◆ What to do ◆
Pull out every line of the listing below where "content" appears.

++++++++++

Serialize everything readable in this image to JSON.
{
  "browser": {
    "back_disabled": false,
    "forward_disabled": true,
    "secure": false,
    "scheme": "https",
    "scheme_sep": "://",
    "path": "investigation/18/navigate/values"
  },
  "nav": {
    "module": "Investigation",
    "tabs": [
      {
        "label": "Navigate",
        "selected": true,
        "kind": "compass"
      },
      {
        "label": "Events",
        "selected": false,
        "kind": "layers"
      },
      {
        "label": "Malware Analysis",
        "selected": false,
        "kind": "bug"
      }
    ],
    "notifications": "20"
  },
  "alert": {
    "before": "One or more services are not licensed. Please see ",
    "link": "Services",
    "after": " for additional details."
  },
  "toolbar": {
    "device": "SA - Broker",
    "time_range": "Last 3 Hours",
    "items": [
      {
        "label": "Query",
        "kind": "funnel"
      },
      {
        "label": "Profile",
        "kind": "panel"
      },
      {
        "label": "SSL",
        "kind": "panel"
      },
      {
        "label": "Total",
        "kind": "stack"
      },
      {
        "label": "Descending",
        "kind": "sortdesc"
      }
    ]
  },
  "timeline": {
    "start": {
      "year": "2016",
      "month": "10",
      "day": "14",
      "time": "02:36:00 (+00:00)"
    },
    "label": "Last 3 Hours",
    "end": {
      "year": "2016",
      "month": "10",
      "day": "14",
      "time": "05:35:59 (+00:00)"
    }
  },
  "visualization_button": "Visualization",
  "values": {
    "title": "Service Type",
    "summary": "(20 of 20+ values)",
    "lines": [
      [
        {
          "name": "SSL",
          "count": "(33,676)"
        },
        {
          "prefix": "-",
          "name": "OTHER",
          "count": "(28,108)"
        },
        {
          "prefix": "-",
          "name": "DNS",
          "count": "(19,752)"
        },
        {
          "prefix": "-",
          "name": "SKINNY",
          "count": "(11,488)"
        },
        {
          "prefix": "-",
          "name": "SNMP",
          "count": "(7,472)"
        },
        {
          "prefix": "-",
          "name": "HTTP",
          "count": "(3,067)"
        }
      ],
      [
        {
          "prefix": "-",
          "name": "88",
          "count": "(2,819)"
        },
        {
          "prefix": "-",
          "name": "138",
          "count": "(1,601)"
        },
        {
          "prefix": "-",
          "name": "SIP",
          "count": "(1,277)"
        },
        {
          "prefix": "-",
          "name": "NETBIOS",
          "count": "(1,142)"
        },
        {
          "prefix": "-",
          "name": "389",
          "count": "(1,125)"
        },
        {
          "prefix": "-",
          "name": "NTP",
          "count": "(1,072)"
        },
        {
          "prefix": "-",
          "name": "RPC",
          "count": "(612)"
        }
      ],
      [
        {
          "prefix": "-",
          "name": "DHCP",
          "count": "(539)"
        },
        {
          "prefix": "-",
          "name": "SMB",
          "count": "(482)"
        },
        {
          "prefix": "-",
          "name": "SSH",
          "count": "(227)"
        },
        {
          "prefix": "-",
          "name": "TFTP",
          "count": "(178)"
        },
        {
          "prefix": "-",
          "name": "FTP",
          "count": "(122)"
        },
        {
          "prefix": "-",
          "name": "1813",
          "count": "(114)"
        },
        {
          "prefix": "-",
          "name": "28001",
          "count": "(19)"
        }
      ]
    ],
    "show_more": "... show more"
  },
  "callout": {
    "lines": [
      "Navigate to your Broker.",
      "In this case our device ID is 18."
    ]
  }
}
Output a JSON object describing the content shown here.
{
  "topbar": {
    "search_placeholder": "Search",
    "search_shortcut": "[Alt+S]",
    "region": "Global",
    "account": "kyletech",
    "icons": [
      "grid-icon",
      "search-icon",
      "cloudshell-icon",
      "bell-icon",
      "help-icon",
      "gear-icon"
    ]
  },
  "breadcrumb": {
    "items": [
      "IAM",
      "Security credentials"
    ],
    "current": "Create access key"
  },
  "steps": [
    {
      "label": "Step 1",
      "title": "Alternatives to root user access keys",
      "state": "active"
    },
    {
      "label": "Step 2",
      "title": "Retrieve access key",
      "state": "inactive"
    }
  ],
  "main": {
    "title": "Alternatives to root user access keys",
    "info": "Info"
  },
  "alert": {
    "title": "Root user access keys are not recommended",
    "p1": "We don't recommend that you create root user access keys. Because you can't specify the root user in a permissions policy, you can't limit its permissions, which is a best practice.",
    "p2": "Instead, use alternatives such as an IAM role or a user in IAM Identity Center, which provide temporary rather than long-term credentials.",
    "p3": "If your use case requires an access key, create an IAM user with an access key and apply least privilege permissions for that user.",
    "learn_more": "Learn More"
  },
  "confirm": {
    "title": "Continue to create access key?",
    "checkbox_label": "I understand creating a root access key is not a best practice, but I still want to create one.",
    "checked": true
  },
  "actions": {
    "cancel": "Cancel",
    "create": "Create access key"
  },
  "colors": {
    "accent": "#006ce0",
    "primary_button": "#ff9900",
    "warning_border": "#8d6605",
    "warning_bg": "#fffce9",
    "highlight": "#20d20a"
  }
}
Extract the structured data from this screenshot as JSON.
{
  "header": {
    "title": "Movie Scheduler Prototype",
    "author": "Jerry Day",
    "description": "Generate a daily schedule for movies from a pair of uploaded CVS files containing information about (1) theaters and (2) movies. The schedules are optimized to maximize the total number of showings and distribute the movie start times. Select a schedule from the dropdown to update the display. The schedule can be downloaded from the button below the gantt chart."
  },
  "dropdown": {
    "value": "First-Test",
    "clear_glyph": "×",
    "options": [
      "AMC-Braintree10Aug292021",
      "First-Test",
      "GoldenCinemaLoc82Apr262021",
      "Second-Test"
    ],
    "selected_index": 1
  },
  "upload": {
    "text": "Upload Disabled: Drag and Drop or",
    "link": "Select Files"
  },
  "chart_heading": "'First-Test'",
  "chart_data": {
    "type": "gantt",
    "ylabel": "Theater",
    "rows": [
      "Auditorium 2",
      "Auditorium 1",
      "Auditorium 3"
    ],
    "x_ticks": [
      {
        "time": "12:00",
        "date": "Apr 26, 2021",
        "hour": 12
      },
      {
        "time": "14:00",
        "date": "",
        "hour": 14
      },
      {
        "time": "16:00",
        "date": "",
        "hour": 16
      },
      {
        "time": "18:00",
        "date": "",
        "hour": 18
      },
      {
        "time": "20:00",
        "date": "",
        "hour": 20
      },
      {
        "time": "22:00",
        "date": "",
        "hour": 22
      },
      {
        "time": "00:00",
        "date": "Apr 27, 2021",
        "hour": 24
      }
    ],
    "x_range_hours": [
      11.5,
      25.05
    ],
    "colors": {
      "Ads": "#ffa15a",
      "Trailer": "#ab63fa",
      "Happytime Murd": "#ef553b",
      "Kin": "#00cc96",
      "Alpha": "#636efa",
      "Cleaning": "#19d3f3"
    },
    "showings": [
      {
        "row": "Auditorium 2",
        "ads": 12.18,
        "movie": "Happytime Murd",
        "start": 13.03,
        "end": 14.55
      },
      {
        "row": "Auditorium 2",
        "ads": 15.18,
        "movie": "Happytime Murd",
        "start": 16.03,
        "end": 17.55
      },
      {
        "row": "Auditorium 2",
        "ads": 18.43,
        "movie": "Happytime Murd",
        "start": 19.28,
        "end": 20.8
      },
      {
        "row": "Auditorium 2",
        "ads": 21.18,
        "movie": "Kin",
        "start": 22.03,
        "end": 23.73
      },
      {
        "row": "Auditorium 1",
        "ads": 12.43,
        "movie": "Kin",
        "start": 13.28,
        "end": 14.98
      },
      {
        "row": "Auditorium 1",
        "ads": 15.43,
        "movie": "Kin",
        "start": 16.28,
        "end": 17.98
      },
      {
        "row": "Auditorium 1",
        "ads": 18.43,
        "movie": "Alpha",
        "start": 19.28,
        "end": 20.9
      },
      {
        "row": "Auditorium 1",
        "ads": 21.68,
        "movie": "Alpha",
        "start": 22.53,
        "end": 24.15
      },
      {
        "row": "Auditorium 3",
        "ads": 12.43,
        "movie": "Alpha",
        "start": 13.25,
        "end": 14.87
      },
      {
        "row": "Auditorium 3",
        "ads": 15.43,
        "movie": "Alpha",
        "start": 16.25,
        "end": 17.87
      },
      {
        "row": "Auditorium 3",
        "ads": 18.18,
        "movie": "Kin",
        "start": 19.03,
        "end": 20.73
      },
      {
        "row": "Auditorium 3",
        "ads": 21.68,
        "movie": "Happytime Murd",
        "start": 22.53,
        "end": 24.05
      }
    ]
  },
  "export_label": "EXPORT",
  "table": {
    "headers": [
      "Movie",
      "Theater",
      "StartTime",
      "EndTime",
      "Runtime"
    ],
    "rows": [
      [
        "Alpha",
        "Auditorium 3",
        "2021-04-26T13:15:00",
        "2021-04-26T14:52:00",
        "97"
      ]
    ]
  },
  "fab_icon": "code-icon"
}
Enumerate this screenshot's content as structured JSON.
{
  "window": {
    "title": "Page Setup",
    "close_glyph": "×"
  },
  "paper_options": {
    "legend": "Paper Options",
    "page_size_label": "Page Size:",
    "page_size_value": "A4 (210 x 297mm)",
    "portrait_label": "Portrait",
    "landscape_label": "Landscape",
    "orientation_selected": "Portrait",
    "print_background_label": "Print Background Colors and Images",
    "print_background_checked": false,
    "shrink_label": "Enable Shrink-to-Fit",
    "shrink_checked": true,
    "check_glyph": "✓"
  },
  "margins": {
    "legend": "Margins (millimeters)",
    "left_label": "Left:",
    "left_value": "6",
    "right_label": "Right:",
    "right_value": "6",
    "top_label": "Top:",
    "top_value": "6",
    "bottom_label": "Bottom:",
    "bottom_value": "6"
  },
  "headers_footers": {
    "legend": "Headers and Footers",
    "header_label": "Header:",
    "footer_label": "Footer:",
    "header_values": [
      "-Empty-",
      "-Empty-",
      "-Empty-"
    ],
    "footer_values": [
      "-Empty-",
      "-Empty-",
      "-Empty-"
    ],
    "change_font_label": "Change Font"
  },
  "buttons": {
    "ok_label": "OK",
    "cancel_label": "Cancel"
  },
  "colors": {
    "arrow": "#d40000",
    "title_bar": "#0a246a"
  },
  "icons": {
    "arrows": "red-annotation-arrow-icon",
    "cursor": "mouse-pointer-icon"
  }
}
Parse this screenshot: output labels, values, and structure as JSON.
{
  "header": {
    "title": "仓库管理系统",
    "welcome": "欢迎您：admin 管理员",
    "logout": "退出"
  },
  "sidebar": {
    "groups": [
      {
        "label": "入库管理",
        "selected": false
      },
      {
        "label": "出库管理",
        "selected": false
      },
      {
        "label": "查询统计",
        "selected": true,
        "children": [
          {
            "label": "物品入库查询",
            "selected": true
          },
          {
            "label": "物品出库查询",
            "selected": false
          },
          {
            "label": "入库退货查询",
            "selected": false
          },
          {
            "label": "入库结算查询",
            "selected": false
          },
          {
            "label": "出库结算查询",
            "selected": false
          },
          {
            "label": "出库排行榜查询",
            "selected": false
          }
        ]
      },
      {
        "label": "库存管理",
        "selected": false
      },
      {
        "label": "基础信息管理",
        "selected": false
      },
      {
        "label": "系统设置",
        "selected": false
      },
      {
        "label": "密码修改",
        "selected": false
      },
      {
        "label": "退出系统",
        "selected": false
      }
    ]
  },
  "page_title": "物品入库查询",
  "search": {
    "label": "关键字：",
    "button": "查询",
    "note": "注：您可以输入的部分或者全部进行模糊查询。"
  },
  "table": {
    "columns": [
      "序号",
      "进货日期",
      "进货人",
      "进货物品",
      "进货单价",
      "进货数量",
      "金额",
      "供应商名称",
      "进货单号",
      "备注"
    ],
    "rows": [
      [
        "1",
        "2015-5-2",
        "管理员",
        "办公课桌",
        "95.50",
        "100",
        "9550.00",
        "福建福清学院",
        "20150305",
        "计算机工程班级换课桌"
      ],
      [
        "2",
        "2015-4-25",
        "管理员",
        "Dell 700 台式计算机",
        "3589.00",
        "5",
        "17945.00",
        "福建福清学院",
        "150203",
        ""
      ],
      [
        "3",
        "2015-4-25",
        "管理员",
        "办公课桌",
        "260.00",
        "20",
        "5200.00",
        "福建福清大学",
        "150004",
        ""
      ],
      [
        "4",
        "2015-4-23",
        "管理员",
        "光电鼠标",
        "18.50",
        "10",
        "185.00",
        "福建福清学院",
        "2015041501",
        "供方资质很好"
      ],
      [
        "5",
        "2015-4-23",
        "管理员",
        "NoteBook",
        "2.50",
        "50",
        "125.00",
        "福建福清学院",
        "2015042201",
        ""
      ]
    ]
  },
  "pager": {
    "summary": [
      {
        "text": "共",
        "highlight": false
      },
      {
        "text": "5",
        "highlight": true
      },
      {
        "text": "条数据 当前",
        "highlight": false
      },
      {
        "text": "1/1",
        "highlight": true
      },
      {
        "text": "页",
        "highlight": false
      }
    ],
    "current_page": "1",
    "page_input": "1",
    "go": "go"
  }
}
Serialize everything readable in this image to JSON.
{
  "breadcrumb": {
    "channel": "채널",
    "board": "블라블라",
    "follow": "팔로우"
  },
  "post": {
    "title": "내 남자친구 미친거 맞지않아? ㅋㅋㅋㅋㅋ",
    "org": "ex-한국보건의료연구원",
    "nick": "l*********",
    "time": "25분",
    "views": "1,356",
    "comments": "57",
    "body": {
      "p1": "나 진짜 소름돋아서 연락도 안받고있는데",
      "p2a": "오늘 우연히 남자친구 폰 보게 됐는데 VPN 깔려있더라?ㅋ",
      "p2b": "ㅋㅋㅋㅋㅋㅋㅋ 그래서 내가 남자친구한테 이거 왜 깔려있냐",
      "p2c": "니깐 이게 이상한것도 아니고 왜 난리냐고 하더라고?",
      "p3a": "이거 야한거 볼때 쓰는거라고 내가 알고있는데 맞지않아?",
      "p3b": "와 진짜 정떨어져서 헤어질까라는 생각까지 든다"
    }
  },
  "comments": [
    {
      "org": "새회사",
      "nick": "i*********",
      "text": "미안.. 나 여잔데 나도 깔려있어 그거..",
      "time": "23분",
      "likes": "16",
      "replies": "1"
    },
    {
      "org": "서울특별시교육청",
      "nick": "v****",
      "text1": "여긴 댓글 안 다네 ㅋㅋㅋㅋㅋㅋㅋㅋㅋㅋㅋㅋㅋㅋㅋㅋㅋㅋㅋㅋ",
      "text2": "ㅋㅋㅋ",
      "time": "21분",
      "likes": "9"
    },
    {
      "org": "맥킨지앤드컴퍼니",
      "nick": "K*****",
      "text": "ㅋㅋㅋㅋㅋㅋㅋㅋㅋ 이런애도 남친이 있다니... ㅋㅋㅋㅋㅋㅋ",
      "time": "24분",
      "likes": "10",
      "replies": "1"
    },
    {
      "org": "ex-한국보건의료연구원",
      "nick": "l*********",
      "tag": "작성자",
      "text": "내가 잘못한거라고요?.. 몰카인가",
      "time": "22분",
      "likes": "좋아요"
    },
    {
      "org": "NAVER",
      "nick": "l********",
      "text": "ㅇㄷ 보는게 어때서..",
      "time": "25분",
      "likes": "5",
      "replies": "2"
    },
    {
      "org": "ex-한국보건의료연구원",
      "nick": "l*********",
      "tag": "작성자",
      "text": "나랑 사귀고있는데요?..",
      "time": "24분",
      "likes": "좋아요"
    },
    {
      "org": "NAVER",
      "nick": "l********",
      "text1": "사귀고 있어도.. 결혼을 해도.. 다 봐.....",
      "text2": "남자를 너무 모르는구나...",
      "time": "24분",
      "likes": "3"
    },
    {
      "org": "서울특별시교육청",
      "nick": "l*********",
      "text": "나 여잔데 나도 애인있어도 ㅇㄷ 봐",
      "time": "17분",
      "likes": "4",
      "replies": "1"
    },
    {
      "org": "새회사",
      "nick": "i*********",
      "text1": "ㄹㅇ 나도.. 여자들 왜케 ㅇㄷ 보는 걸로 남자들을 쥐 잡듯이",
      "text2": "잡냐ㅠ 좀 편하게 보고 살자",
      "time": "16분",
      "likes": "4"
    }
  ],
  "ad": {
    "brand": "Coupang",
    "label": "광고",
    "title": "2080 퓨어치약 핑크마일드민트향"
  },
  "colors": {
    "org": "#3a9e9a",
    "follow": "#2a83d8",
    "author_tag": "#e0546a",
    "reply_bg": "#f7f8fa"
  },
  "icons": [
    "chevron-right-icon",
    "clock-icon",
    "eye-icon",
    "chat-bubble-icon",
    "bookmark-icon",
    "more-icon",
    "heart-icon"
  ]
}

++++++++++

◆ Reply to the task ◆
Output a JSON object describing the content shown here.
Enumerate this screenshot's content as structured JSON.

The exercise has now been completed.